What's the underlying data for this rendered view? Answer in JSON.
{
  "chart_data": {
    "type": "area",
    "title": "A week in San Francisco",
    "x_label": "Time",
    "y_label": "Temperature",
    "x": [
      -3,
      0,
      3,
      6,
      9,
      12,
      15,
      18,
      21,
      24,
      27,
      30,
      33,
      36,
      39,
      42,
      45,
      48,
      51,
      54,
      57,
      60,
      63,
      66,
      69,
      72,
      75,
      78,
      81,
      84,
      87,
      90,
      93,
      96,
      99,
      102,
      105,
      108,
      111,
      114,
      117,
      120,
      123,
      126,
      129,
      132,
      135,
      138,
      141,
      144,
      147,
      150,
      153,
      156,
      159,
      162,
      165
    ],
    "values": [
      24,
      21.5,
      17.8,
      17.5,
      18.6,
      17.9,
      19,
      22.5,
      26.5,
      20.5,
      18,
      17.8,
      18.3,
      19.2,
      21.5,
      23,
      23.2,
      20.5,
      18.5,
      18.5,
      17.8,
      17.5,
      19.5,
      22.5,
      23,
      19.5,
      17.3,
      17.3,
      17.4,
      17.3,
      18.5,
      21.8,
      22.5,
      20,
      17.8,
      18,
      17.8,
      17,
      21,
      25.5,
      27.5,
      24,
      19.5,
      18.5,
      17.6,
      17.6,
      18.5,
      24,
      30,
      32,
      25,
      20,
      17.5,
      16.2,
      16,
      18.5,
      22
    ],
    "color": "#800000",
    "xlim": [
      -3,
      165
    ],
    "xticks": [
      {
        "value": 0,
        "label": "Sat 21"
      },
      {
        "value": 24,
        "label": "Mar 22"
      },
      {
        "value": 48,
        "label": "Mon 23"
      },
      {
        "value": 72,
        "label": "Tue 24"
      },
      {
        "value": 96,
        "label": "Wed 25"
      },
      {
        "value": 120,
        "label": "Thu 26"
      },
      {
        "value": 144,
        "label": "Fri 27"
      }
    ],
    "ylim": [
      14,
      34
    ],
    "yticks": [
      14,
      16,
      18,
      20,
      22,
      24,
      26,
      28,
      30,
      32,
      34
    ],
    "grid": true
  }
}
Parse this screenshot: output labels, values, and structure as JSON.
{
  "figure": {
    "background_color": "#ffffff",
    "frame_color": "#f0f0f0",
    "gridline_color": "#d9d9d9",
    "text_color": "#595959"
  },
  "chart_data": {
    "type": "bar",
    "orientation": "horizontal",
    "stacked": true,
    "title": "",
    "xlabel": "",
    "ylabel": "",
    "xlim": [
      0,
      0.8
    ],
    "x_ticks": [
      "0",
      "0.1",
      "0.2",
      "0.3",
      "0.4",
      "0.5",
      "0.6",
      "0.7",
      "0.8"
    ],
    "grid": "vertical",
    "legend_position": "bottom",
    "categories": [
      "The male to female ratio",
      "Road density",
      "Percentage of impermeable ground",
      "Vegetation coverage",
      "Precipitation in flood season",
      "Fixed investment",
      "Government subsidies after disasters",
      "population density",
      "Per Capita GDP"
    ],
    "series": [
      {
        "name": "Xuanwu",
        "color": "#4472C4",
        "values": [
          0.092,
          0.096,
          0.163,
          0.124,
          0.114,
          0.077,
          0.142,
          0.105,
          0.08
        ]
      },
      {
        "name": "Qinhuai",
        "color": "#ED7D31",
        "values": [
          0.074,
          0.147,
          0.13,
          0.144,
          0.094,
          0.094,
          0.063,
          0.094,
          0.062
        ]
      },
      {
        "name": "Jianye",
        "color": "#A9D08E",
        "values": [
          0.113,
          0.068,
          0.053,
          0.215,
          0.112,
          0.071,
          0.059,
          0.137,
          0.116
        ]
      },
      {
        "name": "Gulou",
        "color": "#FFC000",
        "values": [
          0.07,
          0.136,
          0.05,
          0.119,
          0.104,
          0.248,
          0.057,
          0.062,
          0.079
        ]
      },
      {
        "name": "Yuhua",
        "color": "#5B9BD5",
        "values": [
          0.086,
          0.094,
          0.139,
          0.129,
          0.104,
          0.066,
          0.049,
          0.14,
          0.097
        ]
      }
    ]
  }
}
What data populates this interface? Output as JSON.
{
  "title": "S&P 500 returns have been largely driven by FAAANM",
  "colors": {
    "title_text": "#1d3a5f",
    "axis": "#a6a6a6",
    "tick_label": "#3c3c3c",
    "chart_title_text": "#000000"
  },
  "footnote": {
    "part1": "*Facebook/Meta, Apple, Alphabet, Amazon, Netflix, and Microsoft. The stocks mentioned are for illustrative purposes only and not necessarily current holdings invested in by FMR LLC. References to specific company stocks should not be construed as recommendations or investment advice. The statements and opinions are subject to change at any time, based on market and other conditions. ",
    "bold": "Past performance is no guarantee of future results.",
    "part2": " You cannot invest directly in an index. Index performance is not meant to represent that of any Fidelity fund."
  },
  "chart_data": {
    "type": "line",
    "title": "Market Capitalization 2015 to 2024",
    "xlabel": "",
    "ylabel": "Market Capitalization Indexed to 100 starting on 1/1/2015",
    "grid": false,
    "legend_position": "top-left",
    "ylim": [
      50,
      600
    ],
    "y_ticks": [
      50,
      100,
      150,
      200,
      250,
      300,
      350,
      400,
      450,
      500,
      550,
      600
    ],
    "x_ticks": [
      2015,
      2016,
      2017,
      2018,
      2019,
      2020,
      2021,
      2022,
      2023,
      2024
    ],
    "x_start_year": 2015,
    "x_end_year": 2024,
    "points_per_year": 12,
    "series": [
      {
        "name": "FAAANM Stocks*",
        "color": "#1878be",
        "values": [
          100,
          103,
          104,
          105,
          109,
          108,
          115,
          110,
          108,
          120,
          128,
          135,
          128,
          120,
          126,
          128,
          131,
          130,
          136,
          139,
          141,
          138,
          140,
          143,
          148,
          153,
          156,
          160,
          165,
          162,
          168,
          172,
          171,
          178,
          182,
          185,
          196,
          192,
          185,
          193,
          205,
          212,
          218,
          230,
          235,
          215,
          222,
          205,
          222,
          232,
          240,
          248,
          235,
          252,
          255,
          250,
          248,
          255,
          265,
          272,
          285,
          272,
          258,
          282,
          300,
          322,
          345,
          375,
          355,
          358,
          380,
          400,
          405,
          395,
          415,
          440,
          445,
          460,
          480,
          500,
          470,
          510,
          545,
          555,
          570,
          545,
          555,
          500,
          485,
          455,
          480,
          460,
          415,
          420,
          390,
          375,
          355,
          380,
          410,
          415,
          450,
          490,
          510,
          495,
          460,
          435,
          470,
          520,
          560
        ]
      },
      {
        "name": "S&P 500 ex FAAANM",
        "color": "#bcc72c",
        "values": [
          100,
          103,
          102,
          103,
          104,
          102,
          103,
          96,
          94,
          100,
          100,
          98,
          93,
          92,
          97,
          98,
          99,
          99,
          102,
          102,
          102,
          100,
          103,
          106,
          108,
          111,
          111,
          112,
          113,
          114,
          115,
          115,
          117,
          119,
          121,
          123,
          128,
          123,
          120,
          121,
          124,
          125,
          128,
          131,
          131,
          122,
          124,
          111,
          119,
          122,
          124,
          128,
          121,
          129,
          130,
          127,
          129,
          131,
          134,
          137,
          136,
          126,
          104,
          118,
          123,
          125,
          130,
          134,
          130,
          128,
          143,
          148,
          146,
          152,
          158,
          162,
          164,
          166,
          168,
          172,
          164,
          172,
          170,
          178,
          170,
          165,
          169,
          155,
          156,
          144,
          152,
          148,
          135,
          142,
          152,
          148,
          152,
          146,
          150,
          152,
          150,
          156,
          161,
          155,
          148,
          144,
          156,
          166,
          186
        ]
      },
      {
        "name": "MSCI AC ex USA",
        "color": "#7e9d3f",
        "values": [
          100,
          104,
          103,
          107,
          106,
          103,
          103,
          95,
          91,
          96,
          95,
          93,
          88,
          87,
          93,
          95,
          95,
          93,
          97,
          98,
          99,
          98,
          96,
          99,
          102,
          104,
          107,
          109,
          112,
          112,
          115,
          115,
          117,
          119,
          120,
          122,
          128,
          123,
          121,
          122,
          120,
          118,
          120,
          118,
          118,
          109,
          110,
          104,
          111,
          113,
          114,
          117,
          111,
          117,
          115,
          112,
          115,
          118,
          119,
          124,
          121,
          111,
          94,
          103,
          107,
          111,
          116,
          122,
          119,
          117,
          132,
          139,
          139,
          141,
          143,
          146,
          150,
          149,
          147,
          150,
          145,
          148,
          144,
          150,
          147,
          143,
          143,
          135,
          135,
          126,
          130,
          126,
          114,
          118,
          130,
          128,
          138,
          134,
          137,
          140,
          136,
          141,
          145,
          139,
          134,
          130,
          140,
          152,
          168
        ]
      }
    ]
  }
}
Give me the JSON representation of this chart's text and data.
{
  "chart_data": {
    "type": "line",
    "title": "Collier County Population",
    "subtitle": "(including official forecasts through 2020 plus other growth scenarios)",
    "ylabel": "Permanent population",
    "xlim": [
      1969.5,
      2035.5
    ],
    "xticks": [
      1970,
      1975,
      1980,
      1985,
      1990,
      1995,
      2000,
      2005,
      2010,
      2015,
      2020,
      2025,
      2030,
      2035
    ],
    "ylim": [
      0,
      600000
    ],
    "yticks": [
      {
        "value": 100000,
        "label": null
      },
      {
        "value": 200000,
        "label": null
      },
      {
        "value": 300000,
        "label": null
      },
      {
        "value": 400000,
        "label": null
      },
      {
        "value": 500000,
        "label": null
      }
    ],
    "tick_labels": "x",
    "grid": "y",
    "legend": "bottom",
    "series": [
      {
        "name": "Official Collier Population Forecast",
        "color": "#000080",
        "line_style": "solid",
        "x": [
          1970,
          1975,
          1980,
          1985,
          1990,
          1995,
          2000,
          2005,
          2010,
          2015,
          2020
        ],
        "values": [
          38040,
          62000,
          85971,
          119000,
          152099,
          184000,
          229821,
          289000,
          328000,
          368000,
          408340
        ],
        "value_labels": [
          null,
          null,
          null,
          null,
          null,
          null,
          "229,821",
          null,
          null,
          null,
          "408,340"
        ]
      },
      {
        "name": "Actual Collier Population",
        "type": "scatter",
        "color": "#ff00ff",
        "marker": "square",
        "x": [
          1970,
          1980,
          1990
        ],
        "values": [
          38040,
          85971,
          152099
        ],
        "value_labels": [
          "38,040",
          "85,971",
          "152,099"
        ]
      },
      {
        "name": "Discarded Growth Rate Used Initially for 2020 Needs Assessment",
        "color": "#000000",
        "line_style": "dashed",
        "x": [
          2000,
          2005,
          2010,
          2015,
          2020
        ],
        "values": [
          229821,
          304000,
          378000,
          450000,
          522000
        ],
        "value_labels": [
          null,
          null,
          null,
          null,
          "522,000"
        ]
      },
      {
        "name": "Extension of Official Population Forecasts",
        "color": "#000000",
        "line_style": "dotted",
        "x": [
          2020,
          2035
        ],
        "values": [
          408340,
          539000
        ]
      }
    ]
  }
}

**TASK DIRECTIONS:**
Extract every line containing the string "JSON" from the material.

**EXERCISE RESPONSE:**
What's the underlying data for this rendered view? Answer in JSON.
Parse this screenshot: output labels, values, and structure as JSON.
What data populates this interface? Output as JSON.
Give me the JSON representation of this chart's text and data.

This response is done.